Given task =
You are to retype all of the data exactly as it appears.

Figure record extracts
------------------------------------------------------------
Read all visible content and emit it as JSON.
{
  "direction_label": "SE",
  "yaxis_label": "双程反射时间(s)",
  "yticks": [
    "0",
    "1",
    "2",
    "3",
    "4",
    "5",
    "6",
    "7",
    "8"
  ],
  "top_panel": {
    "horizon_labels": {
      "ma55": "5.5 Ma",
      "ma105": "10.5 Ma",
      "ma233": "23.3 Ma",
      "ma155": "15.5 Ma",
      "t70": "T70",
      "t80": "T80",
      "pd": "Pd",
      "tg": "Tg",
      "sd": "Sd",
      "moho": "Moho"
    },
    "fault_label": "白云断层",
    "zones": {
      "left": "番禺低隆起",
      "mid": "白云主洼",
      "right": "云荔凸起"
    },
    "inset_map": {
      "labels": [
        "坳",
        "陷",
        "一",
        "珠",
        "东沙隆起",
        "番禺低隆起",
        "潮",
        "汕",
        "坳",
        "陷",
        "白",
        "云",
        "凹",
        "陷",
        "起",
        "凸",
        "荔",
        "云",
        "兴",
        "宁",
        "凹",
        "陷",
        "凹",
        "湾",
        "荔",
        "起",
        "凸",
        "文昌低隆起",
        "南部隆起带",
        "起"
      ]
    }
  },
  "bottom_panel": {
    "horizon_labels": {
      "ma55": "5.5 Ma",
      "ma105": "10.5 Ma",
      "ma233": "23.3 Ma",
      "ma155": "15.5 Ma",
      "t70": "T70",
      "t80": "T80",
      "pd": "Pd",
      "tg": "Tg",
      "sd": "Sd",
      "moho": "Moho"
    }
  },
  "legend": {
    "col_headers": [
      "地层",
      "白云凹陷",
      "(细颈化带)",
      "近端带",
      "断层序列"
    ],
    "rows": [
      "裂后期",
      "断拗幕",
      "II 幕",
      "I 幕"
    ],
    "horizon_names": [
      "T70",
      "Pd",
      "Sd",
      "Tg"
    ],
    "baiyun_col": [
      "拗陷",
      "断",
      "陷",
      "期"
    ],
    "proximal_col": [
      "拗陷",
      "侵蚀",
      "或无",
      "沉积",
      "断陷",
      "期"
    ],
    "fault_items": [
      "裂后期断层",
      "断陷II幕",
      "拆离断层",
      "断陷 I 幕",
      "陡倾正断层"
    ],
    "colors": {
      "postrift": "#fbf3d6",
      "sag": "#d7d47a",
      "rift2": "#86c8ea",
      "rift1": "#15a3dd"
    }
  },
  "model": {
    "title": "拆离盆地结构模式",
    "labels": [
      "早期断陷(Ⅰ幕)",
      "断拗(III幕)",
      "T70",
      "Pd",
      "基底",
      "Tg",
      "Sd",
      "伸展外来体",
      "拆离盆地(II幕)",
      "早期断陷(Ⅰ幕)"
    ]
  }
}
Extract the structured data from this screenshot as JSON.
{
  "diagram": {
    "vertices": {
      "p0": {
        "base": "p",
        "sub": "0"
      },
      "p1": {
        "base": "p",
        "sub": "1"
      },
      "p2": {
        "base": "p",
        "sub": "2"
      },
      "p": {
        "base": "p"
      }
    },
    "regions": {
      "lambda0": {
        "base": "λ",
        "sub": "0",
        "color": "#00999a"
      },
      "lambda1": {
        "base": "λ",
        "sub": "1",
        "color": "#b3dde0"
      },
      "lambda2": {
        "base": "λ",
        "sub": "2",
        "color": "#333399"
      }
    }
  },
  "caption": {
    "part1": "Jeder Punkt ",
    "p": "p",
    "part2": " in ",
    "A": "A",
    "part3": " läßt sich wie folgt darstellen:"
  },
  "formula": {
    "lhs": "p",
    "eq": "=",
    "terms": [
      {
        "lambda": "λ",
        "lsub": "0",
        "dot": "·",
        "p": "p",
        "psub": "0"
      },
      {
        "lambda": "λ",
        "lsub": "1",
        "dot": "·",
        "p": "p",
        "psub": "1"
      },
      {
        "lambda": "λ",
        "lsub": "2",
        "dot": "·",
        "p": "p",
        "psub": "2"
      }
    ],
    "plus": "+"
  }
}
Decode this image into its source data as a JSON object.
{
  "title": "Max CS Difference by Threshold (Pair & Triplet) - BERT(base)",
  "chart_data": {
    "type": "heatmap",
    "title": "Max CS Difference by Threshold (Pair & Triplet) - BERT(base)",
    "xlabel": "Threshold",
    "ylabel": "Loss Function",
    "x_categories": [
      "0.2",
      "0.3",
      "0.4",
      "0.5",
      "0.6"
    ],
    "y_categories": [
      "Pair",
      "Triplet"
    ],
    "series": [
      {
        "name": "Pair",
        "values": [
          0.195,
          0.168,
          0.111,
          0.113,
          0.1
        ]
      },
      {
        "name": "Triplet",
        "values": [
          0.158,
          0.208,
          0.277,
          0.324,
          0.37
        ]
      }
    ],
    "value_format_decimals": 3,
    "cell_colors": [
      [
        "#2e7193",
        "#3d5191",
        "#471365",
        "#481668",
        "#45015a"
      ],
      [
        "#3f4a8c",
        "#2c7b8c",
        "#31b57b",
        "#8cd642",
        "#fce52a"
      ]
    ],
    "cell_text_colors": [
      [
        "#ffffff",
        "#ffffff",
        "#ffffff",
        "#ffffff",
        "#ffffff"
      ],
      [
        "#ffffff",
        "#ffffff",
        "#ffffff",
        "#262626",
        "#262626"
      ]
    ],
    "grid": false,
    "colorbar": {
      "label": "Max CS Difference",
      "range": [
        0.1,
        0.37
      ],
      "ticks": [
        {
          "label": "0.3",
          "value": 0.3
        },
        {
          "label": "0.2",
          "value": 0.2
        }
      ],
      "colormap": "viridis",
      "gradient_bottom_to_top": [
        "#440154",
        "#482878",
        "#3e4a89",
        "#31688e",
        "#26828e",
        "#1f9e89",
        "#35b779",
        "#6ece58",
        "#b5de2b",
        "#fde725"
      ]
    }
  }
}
------------------------------------------------------------
Result below =
Read all visible content and emit it as JSON.
{
  "direction_label": "SE",
  "yaxis_label": "双程反射时间(s)",
  "yticks": [
    "0",
    "1",
    "2",
    "3",
    "4",
    "5",
    "6",
    "7",
    "8"
  ],
  "top_panel": {
    "horizon_labels": {
      "ma55": "5.5 Ma",
      "ma105": "10.5 Ma",
      "ma233": "23.3 Ma",
      "ma155": "15.5 Ma",
      "t70": "T70",
      "t80": "T80",
      "pd": "Pd",
      "tg": "Tg",
      "sd": "Sd",
      "moho": "Moho"
    },
    "fault_label": "白云断层",
    "zones": {
      "left": "番禺低隆起",
      "mid": "白云主洼",
      "right": "云荔凸起"
    },
    "inset_map": {
      "labels": [
        "坳",
        "陷",
        "一",
        "珠",
        "东沙隆起",
        "番禺低隆起",
        "潮",
        "汕",
        "坳",
        "陷",
        "白",
        "云",
        "凹",
        "陷",
        "起",
        "凸",
        "荔",
        "云",
        "兴",
        "宁",
        "凹",
        "陷",
        "凹",
        "湾",
        "荔",
        "起",
        "凸",
        "文昌低隆起",
        "南部隆起带",
        "起"
      ]
    }
  },
  "bottom_panel": {
    "horizon_labels": {
      "ma55": "5.5 Ma",
      "ma105": "10.5 Ma",
      "ma233": "23.3 Ma",
      "ma155": "15.5 Ma",
      "t70": "T70",
      "t80": "T80",
      "pd": "Pd",
      "tg": "Tg",
      "sd": "Sd",
      "moho": "Moho"
    }
  },
  "legend": {
    "col_headers": [
      "地层",
      "白云凹陷",
      "(细颈化带)",
      "近端带",
      "断层序列"
    ],
    "rows": [
      "裂后期",
      "断拗幕",
      "II 幕",
      "I 幕"
    ],
    "horizon_names": [
      "T70",
      "Pd",
      "Sd",
      "Tg"
    ],
    "baiyun_col": [
      "拗陷",
      "断",
      "陷",
      "期"
    ],
    "proximal_col": [
      "拗陷",
      "侵蚀",
      "或无",
      "沉积",
      "断陷",
      "期"
    ],
    "fault_items": [
      "裂后期断层",
      "断陷II幕",
      "拆离断层",
      "断陷 I 幕",
      "陡倾正断层"
    ],
    "colors": {
      "postrift": "#fbf3d6",
      "sag": "#d7d47a",
      "rift2": "#86c8ea",
      "rift1": "#15a3dd"
    }
  },
  "model": {
    "title": "拆离盆地结构模式",
    "labels": [
      "早期断陷(Ⅰ幕)",
      "断拗(III幕)",
      "T70",
      "Pd",
      "基底",
      "Tg",
      "Sd",
      "伸展外来体",
      "拆离盆地(II幕)",
      "早期断陷(Ⅰ幕)"
    ]
  }
}
Extract the structured data from this screenshot as JSON.
{
  "diagram": {
    "vertices": {
      "p0": {
        "base": "p",
        "sub": "0"
      },
      "p1": {
        "base": "p",
        "sub": "1"
      },
      "p2": {
        "base": "p",
        "sub": "2"
      },
      "p": {
        "base": "p"
      }
    },
    "regions": {
      "lambda0": {
        "base": "λ",
        "sub": "0",
        "color": "#00999a"
      },
      "lambda1": {
        "base": "λ",
        "sub": "1",
        "color": "#b3dde0"
      },
      "lambda2": {
        "base": "λ",
        "sub": "2",
        "color": "#333399"
      }
    }
  },
  "caption": {
    "part1": "Jeder Punkt ",
    "p": "p",
    "part2": " in ",
    "A": "A",
    "part3": " läßt sich wie folgt darstellen:"
  },
  "formula": {
    "lhs": "p",
    "eq": "=",
    "terms": [
      {
        "lambda": "λ",
        "lsub": "0",
        "dot": "·",
        "p": "p",
        "psub": "0"
      },
      {
        "lambda": "λ",
        "lsub": "1",
        "dot": "·",
        "p": "p",
        "psub": "1"
      },
      {
        "lambda": "λ",
        "lsub": "2",
        "dot": "·",
        "p": "p",
        "psub": "2"
      }
    ],
    "plus": "+"
  }
}
Decode this image into its source data as a JSON object.
{
  "title": "Max CS Difference by Threshold (Pair & Triplet) - BERT(base)",
  "chart_data": {
    "type": "heatmap",
    "title": "Max CS Difference by Threshold (Pair & Triplet) - BERT(base)",
    "xlabel": "Threshold",
    "ylabel": "Loss Function",
    "x_categories": [
      "0.2",
      "0.3",
      "0.4",
      "0.5",
      "0.6"
    ],
    "y_categories": [
      "Pair",
      "Triplet"
    ],
    "series": [
      {
        "name": "Pair",
        "values": [
          0.195,
          0.168,
          0.111,
          0.113,
          0.1
        ]
      },
      {
        "name": "Triplet",
        "values": [
          0.158,
          0.208,
          0.277,
          0.324,
          0.37
        ]
      }
    ],
    "value_format_decimals": 3,
    "cell_colors": [
      [
        "#2e7193",
        "#3d5191",
        "#471365",
        "#481668",
        "#45015a"
      ],
      [
        "#3f4a8c",
        "#2c7b8c",
        "#31b57b",
        "#8cd642",
        "#fce52a"
      ]
    ],
    "cell_text_colors": [
      [
        "#ffffff",
        "#ffffff",
        "#ffffff",
        "#ffffff",
        "#ffffff"
      ],
      [
        "#ffffff",
        "#ffffff",
        "#ffffff",
        "#262626",
        "#262626"
      ]
    ],
    "grid": false,
    "colorbar": {
      "label": "Max CS Difference",
      "range": [
        0.1,
        0.37
      ],
      "ticks": [
        {
          "label": "0.3",
          "value": 0.3
        },
        {
          "label": "0.2",
          "value": 0.2
        }
      ],
      "colormap": "viridis",
      "gradient_bottom_to_top": [
        "#440154",
        "#482878",
        "#3e4a89",
        "#31688e",
        "#26828e",
        "#1f9e89",
        "#35b779",
        "#6ece58",
        "#b5de2b",
        "#fde725"
      ]
    }
  }
}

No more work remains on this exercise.